··· Extracted data
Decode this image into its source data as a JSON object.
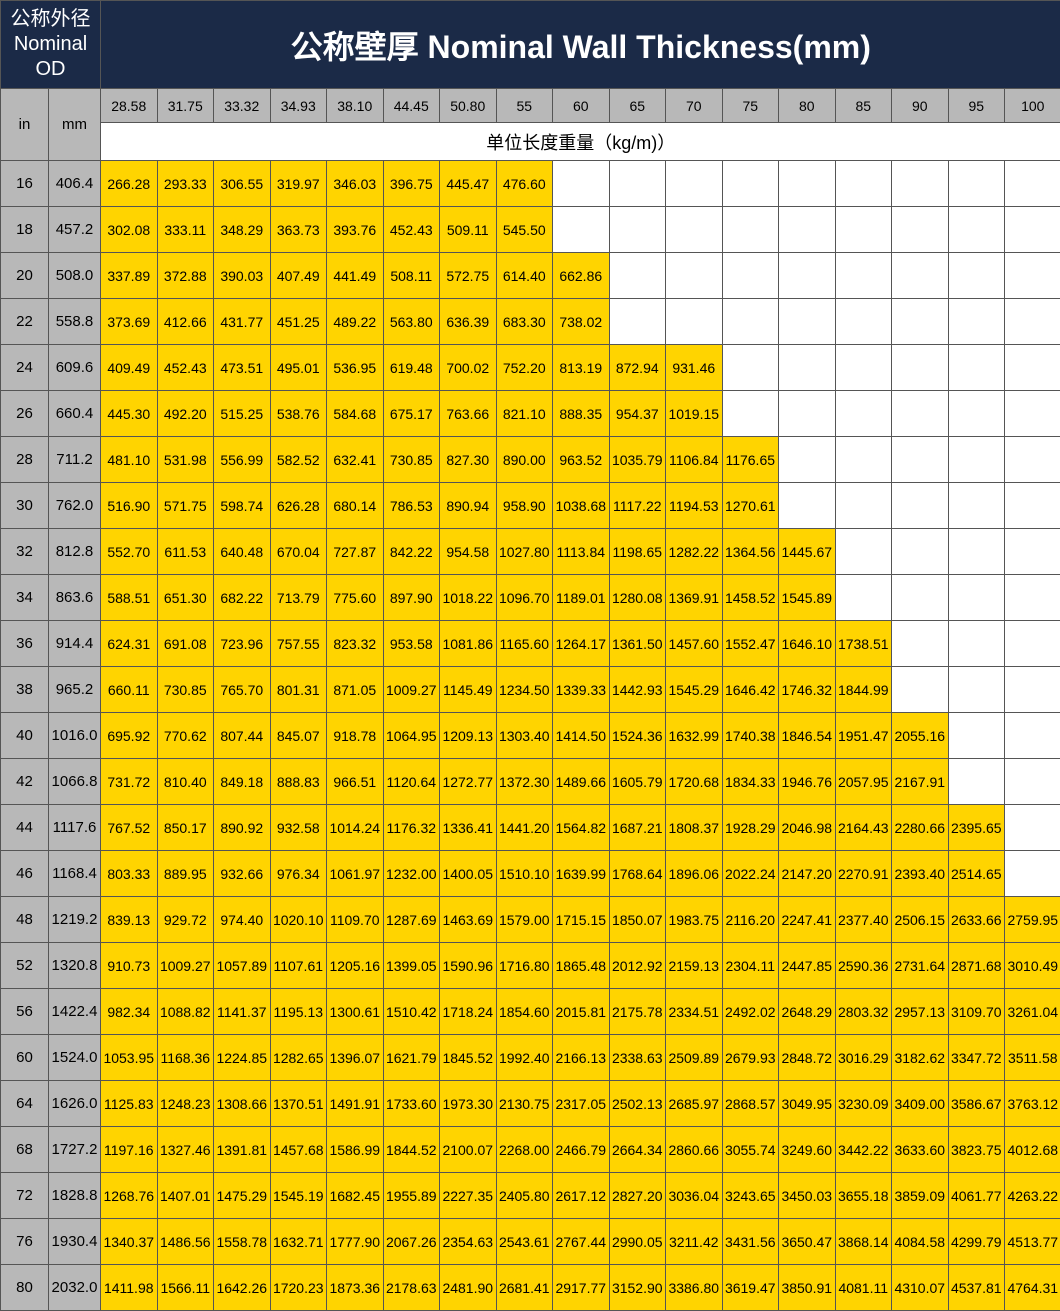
{
  "header": {
    "od_label_cn": "公称外径",
    "od_label_en1": "Nominal",
    "od_label_en2": "OD",
    "wall_label": "公称壁厚 Nominal Wall Thickness(mm)",
    "in_label": "in",
    "mm_label": "mm",
    "unit_label": "单位长度重量（kg/m)）"
  },
  "thicknesses": [
    "28.58",
    "31.75",
    "33.32",
    "34.93",
    "38.10",
    "44.45",
    "50.80",
    "55",
    "60",
    "65",
    "70",
    "75",
    "80",
    "85",
    "90",
    "95",
    "100"
  ],
  "rows": [
    {
      "in": "16",
      "mm": "406.4",
      "vals": [
        "266.28",
        "293.33",
        "306.55",
        "319.97",
        "346.03",
        "396.75",
        "445.47",
        "476.60",
        "",
        "",
        "",
        "",
        "",
        "",
        "",
        "",
        ""
      ]
    },
    {
      "in": "18",
      "mm": "457.2",
      "vals": [
        "302.08",
        "333.11",
        "348.29",
        "363.73",
        "393.76",
        "452.43",
        "509.11",
        "545.50",
        "",
        "",
        "",
        "",
        "",
        "",
        "",
        "",
        ""
      ]
    },
    {
      "in": "20",
      "mm": "508.0",
      "vals": [
        "337.89",
        "372.88",
        "390.03",
        "407.49",
        "441.49",
        "508.11",
        "572.75",
        "614.40",
        "662.86",
        "",
        "",
        "",
        "",
        "",
        "",
        "",
        ""
      ]
    },
    {
      "in": "22",
      "mm": "558.8",
      "vals": [
        "373.69",
        "412.66",
        "431.77",
        "451.25",
        "489.22",
        "563.80",
        "636.39",
        "683.30",
        "738.02",
        "",
        "",
        "",
        "",
        "",
        "",
        "",
        ""
      ]
    },
    {
      "in": "24",
      "mm": "609.6",
      "vals": [
        "409.49",
        "452.43",
        "473.51",
        "495.01",
        "536.95",
        "619.48",
        "700.02",
        "752.20",
        "813.19",
        "872.94",
        "931.46",
        "",
        "",
        "",
        "",
        "",
        ""
      ]
    },
    {
      "in": "26",
      "mm": "660.4",
      "vals": [
        "445.30",
        "492.20",
        "515.25",
        "538.76",
        "584.68",
        "675.17",
        "763.66",
        "821.10",
        "888.35",
        "954.37",
        "1019.15",
        "",
        "",
        "",
        "",
        "",
        ""
      ]
    },
    {
      "in": "28",
      "mm": "711.2",
      "vals": [
        "481.10",
        "531.98",
        "556.99",
        "582.52",
        "632.41",
        "730.85",
        "827.30",
        "890.00",
        "963.52",
        "1035.79",
        "1106.84",
        "1176.65",
        "",
        "",
        "",
        "",
        ""
      ]
    },
    {
      "in": "30",
      "mm": "762.0",
      "vals": [
        "516.90",
        "571.75",
        "598.74",
        "626.28",
        "680.14",
        "786.53",
        "890.94",
        "958.90",
        "1038.68",
        "1117.22",
        "1194.53",
        "1270.61",
        "",
        "",
        "",
        "",
        ""
      ]
    },
    {
      "in": "32",
      "mm": "812.8",
      "vals": [
        "552.70",
        "611.53",
        "640.48",
        "670.04",
        "727.87",
        "842.22",
        "954.58",
        "1027.80",
        "1113.84",
        "1198.65",
        "1282.22",
        "1364.56",
        "1445.67",
        "",
        "",
        "",
        ""
      ]
    },
    {
      "in": "34",
      "mm": "863.6",
      "vals": [
        "588.51",
        "651.30",
        "682.22",
        "713.79",
        "775.60",
        "897.90",
        "1018.22",
        "1096.70",
        "1189.01",
        "1280.08",
        "1369.91",
        "1458.52",
        "1545.89",
        "",
        "",
        "",
        ""
      ]
    },
    {
      "in": "36",
      "mm": "914.4",
      "vals": [
        "624.31",
        "691.08",
        "723.96",
        "757.55",
        "823.32",
        "953.58",
        "1081.86",
        "1165.60",
        "1264.17",
        "1361.50",
        "1457.60",
        "1552.47",
        "1646.10",
        "1738.51",
        "",
        "",
        ""
      ]
    },
    {
      "in": "38",
      "mm": "965.2",
      "vals": [
        "660.11",
        "730.85",
        "765.70",
        "801.31",
        "871.05",
        "1009.27",
        "1145.49",
        "1234.50",
        "1339.33",
        "1442.93",
        "1545.29",
        "1646.42",
        "1746.32",
        "1844.99",
        "",
        "",
        ""
      ]
    },
    {
      "in": "40",
      "mm": "1016.0",
      "vals": [
        "695.92",
        "770.62",
        "807.44",
        "845.07",
        "918.78",
        "1064.95",
        "1209.13",
        "1303.40",
        "1414.50",
        "1524.36",
        "1632.99",
        "1740.38",
        "1846.54",
        "1951.47",
        "2055.16",
        "",
        ""
      ]
    },
    {
      "in": "42",
      "mm": "1066.8",
      "vals": [
        "731.72",
        "810.40",
        "849.18",
        "888.83",
        "966.51",
        "1120.64",
        "1272.77",
        "1372.30",
        "1489.66",
        "1605.79",
        "1720.68",
        "1834.33",
        "1946.76",
        "2057.95",
        "2167.91",
        "",
        ""
      ]
    },
    {
      "in": "44",
      "mm": "1117.6",
      "vals": [
        "767.52",
        "850.17",
        "890.92",
        "932.58",
        "1014.24",
        "1176.32",
        "1336.41",
        "1441.20",
        "1564.82",
        "1687.21",
        "1808.37",
        "1928.29",
        "2046.98",
        "2164.43",
        "2280.66",
        "2395.65",
        ""
      ]
    },
    {
      "in": "46",
      "mm": "1168.4",
      "vals": [
        "803.33",
        "889.95",
        "932.66",
        "976.34",
        "1061.97",
        "1232.00",
        "1400.05",
        "1510.10",
        "1639.99",
        "1768.64",
        "1896.06",
        "2022.24",
        "2147.20",
        "2270.91",
        "2393.40",
        "2514.65",
        ""
      ]
    },
    {
      "in": "48",
      "mm": "1219.2",
      "vals": [
        "839.13",
        "929.72",
        "974.40",
        "1020.10",
        "1109.70",
        "1287.69",
        "1463.69",
        "1579.00",
        "1715.15",
        "1850.07",
        "1983.75",
        "2116.20",
        "2247.41",
        "2377.40",
        "2506.15",
        "2633.66",
        "2759.95"
      ]
    },
    {
      "in": "52",
      "mm": "1320.8",
      "vals": [
        "910.73",
        "1009.27",
        "1057.89",
        "1107.61",
        "1205.16",
        "1399.05",
        "1590.96",
        "1716.80",
        "1865.48",
        "2012.92",
        "2159.13",
        "2304.11",
        "2447.85",
        "2590.36",
        "2731.64",
        "2871.68",
        "3010.49"
      ]
    },
    {
      "in": "56",
      "mm": "1422.4",
      "vals": [
        "982.34",
        "1088.82",
        "1141.37",
        "1195.13",
        "1300.61",
        "1510.42",
        "1718.24",
        "1854.60",
        "2015.81",
        "2175.78",
        "2334.51",
        "2492.02",
        "2648.29",
        "2803.32",
        "2957.13",
        "3109.70",
        "3261.04"
      ]
    },
    {
      "in": "60",
      "mm": "1524.0",
      "vals": [
        "1053.95",
        "1168.36",
        "1224.85",
        "1282.65",
        "1396.07",
        "1621.79",
        "1845.52",
        "1992.40",
        "2166.13",
        "2338.63",
        "2509.89",
        "2679.93",
        "2848.72",
        "3016.29",
        "3182.62",
        "3347.72",
        "3511.58"
      ]
    },
    {
      "in": "64",
      "mm": "1626.0",
      "vals": [
        "1125.83",
        "1248.23",
        "1308.66",
        "1370.51",
        "1491.91",
        "1733.60",
        "1973.30",
        "2130.75",
        "2317.05",
        "2502.13",
        "2685.97",
        "2868.57",
        "3049.95",
        "3230.09",
        "3409.00",
        "3586.67",
        "3763.12"
      ]
    },
    {
      "in": "68",
      "mm": "1727.2",
      "vals": [
        "1197.16",
        "1327.46",
        "1391.81",
        "1457.68",
        "1586.99",
        "1844.52",
        "2100.07",
        "2268.00",
        "2466.79",
        "2664.34",
        "2860.66",
        "3055.74",
        "3249.60",
        "3442.22",
        "3633.60",
        "3823.75",
        "4012.68"
      ]
    },
    {
      "in": "72",
      "mm": "1828.8",
      "vals": [
        "1268.76",
        "1407.01",
        "1475.29",
        "1545.19",
        "1682.45",
        "1955.89",
        "2227.35",
        "2405.80",
        "2617.12",
        "2827.20",
        "3036.04",
        "3243.65",
        "3450.03",
        "3655.18",
        "3859.09",
        "4061.77",
        "4263.22"
      ]
    },
    {
      "in": "76",
      "mm": "1930.4",
      "vals": [
        "1340.37",
        "1486.56",
        "1558.78",
        "1632.71",
        "1777.90",
        "2067.26",
        "2354.63",
        "2543.61",
        "2767.44",
        "2990.05",
        "3211.42",
        "3431.56",
        "3650.47",
        "3868.14",
        "4084.58",
        "4299.79",
        "4513.77"
      ]
    },
    {
      "in": "80",
      "mm": "2032.0",
      "vals": [
        "1411.98",
        "1566.11",
        "1642.26",
        "1720.23",
        "1873.36",
        "2178.63",
        "2481.90",
        "2681.41",
        "2917.77",
        "3152.90",
        "3386.80",
        "3619.47",
        "3850.91",
        "4081.11",
        "4310.07",
        "4537.81",
        "4764.31"
      ]
    }
  ],
  "colors": {
    "dark_bg": "#1b2a47",
    "gray_bg": "#b8b8b8",
    "yellow_bg": "#ffd400",
    "white_bg": "#ffffff",
    "border": "#555555"
  },
  "col_widths": {
    "in": 48,
    "mm": 52,
    "data": 56.5
  }
}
······
Go through the records above, find every line with the word "Nominal", and list those lines.

    "od_label_en1": "Nominal",
    "wall_label": "公称壁厚 Nominal Wall Thickness(mm)",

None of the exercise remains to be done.